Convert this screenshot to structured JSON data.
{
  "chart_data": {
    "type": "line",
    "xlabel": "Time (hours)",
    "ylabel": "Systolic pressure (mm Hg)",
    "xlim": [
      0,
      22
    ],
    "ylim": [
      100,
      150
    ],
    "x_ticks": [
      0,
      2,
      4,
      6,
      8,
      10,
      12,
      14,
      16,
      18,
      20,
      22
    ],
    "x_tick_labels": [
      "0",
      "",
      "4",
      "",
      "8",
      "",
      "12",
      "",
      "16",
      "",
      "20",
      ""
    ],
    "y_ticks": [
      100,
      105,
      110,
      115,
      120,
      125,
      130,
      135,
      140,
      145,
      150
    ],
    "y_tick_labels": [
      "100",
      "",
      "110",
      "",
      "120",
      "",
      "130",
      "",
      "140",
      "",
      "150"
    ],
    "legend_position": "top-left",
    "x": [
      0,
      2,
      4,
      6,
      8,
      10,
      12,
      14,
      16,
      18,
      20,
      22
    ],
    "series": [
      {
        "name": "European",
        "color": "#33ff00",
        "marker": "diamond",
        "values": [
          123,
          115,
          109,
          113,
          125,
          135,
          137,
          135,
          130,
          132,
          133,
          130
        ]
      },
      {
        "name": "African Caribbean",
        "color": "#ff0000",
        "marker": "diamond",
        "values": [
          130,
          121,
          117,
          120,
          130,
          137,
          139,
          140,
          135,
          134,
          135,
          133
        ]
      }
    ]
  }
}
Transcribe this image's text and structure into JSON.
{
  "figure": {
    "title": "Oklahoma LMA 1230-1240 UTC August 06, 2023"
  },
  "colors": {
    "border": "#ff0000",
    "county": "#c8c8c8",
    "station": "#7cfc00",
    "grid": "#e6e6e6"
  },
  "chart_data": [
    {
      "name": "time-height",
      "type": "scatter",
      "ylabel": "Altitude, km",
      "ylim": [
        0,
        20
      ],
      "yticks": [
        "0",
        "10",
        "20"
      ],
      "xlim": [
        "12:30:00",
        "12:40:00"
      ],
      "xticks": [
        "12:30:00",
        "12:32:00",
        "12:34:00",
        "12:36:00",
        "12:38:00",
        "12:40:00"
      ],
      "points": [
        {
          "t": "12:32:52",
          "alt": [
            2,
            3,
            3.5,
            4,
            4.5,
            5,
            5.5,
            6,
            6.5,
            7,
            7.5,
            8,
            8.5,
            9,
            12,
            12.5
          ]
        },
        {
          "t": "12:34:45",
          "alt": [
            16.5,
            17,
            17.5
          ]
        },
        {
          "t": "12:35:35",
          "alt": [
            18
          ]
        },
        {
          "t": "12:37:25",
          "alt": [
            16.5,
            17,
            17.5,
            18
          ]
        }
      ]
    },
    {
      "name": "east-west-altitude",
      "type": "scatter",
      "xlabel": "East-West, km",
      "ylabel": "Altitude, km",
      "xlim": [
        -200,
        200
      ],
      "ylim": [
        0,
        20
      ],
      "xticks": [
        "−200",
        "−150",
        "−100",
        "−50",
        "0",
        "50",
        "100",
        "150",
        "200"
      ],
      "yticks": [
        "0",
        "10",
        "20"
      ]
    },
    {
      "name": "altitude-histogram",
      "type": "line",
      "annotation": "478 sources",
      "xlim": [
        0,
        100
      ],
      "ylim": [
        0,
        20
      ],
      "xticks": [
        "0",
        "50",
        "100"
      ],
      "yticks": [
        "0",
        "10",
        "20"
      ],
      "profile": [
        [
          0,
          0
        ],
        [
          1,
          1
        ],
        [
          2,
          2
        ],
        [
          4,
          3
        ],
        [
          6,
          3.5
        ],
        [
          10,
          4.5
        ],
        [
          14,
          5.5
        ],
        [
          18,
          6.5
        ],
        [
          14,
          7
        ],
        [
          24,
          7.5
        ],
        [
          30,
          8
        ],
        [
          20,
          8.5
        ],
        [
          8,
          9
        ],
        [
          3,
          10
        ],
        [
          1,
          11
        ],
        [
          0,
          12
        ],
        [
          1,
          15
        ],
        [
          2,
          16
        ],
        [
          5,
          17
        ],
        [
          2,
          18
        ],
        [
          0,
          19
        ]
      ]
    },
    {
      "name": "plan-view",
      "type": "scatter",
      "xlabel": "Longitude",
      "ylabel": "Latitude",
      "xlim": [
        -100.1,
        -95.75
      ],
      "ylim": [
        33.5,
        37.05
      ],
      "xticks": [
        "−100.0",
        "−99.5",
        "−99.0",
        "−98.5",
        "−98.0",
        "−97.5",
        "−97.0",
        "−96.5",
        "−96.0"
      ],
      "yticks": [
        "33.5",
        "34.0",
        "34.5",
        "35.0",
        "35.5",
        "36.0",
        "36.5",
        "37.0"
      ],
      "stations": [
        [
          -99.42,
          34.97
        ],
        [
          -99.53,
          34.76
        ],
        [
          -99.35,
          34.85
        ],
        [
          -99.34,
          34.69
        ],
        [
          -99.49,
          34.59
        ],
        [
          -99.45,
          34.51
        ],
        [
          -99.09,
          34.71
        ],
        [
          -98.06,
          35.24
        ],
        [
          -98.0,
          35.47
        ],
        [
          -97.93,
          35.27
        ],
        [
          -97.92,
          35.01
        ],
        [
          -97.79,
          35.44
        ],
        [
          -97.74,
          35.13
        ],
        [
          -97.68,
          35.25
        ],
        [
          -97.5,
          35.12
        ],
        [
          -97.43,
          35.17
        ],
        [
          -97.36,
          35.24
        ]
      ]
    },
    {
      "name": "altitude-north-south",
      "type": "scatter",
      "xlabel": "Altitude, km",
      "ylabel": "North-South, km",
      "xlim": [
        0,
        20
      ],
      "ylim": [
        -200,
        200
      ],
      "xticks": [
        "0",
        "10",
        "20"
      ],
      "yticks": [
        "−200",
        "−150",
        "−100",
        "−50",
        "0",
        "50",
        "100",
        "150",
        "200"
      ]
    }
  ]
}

• **STATED PROBLEM**
Every line above that contains the word "xlabel" should be reported.

• **ANSWER TO THE PROBLEM**
    "xlabel": "Time (hours)",
      "xlabel": "East-West, km",
      "xlabel": "Longitude",
      "xlabel": "Altitude, km",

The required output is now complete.